Give back the whole listing exactly as shown.

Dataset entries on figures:
%%

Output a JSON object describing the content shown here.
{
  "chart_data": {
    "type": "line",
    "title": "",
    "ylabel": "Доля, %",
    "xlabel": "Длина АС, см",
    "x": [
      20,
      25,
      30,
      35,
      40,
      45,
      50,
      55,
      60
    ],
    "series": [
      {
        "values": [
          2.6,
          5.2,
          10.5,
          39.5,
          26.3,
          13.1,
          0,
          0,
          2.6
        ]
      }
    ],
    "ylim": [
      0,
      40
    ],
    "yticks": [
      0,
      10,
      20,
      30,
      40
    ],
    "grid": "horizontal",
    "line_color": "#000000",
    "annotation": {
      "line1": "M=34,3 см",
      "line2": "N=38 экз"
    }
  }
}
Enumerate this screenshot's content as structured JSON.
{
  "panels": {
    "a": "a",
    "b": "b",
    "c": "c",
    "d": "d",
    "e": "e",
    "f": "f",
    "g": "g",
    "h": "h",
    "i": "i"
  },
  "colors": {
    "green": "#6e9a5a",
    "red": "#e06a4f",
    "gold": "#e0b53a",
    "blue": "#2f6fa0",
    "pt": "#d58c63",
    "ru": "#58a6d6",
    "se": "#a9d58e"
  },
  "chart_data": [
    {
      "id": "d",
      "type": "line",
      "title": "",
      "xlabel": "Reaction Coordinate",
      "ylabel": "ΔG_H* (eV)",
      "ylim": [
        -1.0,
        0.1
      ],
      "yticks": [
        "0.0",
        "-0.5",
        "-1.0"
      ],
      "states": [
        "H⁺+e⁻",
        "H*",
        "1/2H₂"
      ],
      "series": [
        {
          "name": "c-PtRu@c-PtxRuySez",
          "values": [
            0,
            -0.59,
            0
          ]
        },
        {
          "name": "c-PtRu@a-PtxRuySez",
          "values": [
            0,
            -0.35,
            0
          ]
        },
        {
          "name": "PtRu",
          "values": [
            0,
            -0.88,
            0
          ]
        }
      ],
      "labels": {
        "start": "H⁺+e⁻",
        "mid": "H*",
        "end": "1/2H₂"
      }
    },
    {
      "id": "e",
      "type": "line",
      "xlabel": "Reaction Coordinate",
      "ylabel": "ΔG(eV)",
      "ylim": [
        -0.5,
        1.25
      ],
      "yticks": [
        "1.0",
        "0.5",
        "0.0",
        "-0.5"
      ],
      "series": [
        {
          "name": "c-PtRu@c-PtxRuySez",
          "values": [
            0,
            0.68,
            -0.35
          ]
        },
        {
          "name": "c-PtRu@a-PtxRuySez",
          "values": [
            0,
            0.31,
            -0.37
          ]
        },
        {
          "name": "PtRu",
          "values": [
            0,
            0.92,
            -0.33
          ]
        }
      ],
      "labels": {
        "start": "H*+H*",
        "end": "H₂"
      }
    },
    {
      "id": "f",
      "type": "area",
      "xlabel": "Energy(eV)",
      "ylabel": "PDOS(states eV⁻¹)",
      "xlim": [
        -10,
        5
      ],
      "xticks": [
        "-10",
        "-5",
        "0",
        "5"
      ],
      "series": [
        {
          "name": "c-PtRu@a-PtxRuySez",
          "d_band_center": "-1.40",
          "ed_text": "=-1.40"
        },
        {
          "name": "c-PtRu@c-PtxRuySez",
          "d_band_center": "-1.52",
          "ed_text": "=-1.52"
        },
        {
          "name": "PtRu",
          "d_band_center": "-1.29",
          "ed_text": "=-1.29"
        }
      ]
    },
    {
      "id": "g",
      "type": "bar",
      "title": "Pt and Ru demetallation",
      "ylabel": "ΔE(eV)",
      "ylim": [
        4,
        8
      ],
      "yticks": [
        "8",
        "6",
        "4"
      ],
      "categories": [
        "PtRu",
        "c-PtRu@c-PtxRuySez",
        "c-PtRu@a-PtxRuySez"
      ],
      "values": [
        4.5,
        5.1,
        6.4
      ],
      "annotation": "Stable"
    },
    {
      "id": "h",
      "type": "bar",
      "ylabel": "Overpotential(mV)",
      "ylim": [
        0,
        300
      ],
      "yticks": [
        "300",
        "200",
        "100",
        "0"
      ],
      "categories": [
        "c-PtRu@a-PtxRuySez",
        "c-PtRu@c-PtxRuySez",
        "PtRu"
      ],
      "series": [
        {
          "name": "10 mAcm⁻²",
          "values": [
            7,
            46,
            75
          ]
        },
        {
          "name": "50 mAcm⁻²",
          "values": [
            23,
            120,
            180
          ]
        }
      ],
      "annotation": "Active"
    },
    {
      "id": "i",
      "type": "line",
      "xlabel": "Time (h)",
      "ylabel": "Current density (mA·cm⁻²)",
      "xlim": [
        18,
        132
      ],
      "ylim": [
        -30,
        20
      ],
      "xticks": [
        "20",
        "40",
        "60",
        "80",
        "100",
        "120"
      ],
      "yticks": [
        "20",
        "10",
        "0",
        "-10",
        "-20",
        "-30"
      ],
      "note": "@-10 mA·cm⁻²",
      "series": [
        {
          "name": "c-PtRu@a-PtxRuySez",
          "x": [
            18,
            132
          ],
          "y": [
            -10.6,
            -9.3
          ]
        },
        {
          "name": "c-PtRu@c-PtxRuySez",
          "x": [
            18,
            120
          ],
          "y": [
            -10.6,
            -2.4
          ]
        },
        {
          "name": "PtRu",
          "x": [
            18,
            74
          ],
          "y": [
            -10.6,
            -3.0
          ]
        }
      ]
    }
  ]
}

%%

Final result:
Output a JSON object describing the content shown here.
{
  "chart_data": {
    "type": "line",
    "title": "",
    "ylabel": "Доля, %",
    "xlabel": "Длина АС, см",
    "x": [
      20,
      25,
      30,
      35,
      40,
      45,
      50,
      55,
      60
    ],
    "series": [
      {
        "values": [
          2.6,
          5.2,
          10.5,
          39.5,
          26.3,
          13.1,
          0,
          0,
          2.6
        ]
      }
    ],
    "ylim": [
      0,
      40
    ],
    "yticks": [
      0,
      10,
      20,
      30,
      40
    ],
    "grid": "horizontal",
    "line_color": "#000000",
    "annotation": {
      "line1": "M=34,3 см",
      "line2": "N=38 экз"
    }
  }
}
Enumerate this screenshot's content as structured JSON.
{
  "panels": {
    "a": "a",
    "b": "b",
    "c": "c",
    "d": "d",
    "e": "e",
    "f": "f",
    "g": "g",
    "h": "h",
    "i": "i"
  },
  "colors": {
    "green": "#6e9a5a",
    "red": "#e06a4f",
    "gold": "#e0b53a",
    "blue": "#2f6fa0",
    "pt": "#d58c63",
    "ru": "#58a6d6",
    "se": "#a9d58e"
  },
  "chart_data": [
    {
      "id": "d",
      "type": "line",
      "title": "",
      "xlabel": "Reaction Coordinate",
      "ylabel": "ΔG_H* (eV)",
      "ylim": [
        -1.0,
        0.1
      ],
      "yticks": [
        "0.0",
        "-0.5",
        "-1.0"
      ],
      "states": [
        "H⁺+e⁻",
        "H*",
        "1/2H₂"
      ],
      "series": [
        {
          "name": "c-PtRu@c-PtxRuySez",
          "values": [
            0,
            -0.59,
            0
          ]
        },
        {
          "name": "c-PtRu@a-PtxRuySez",
          "values": [
            0,
            -0.35,
            0
          ]
        },
        {
          "name": "PtRu",
          "values": [
            0,
            -0.88,
            0
          ]
        }
      ],
      "labels": {
        "start": "H⁺+e⁻",
        "mid": "H*",
        "end": "1/2H₂"
      }
    },
    {
      "id": "e",
      "type": "line",
      "xlabel": "Reaction Coordinate",
      "ylabel": "ΔG(eV)",
      "ylim": [
        -0.5,
        1.25
      ],
      "yticks": [
        "1.0",
        "0.5",
        "0.0",
        "-0.5"
      ],
      "series": [
        {
          "name": "c-PtRu@c-PtxRuySez",
          "values": [
            0,
            0.68,
            -0.35
          ]
        },
        {
          "name": "c-PtRu@a-PtxRuySez",
          "values": [
            0,
            0.31,
            -0.37
          ]
        },
        {
          "name": "PtRu",
          "values": [
            0,
            0.92,
            -0.33
          ]
        }
      ],
      "labels": {
        "start": "H*+H*",
        "end": "H₂"
      }
    },
    {
      "id": "f",
      "type": "area",
      "xlabel": "Energy(eV)",
      "ylabel": "PDOS(states eV⁻¹)",
      "xlim": [
        -10,
        5
      ],
      "xticks": [
        "-10",
        "-5",
        "0",
        "5"
      ],
      "series": [
        {
          "name": "c-PtRu@a-PtxRuySez",
          "d_band_center": "-1.40",
          "ed_text": "=-1.40"
        },
        {
          "name": "c-PtRu@c-PtxRuySez",
          "d_band_center": "-1.52",
          "ed_text": "=-1.52"
        },
        {
          "name": "PtRu",
          "d_band_center": "-1.29",
          "ed_text": "=-1.29"
        }
      ]
    },
    {
      "id": "g",
      "type": "bar",
      "title": "Pt and Ru demetallation",
      "ylabel": "ΔE(eV)",
      "ylim": [
        4,
        8
      ],
      "yticks": [
        "8",
        "6",
        "4"
      ],
      "categories": [
        "PtRu",
        "c-PtRu@c-PtxRuySez",
        "c-PtRu@a-PtxRuySez"
      ],
      "values": [
        4.5,
        5.1,
        6.4
      ],
      "annotation": "Stable"
    },
    {
      "id": "h",
      "type": "bar",
      "ylabel": "Overpotential(mV)",
      "ylim": [
        0,
        300
      ],
      "yticks": [
        "300",
        "200",
        "100",
        "0"
      ],
      "categories": [
        "c-PtRu@a-PtxRuySez",
        "c-PtRu@c-PtxRuySez",
        "PtRu"
      ],
      "series": [
        {
          "name": "10 mAcm⁻²",
          "values": [
            7,
            46,
            75
          ]
        },
        {
          "name": "50 mAcm⁻²",
          "values": [
            23,
            120,
            180
          ]
        }
      ],
      "annotation": "Active"
    },
    {
      "id": "i",
      "type": "line",
      "xlabel": "Time (h)",
      "ylabel": "Current density (mA·cm⁻²)",
      "xlim": [
        18,
        132
      ],
      "ylim": [
        -30,
        20
      ],
      "xticks": [
        "20",
        "40",
        "60",
        "80",
        "100",
        "120"
      ],
      "yticks": [
        "20",
        "10",
        "0",
        "-10",
        "-20",
        "-30"
      ],
      "note": "@-10 mA·cm⁻²",
      "series": [
        {
          "name": "c-PtRu@a-PtxRuySez",
          "x": [
            18,
            132
          ],
          "y": [
            -10.6,
            -9.3
          ]
        },
        {
          "name": "c-PtRu@c-PtxRuySez",
          "x": [
            18,
            120
          ],
          "y": [
            -10.6,
            -2.4
          ]
        },
        {
          "name": "PtRu",
          "x": [
            18,
            74
          ],
          "y": [
            -10.6,
            -3.0
          ]
        }
      ]
    }
  ]
}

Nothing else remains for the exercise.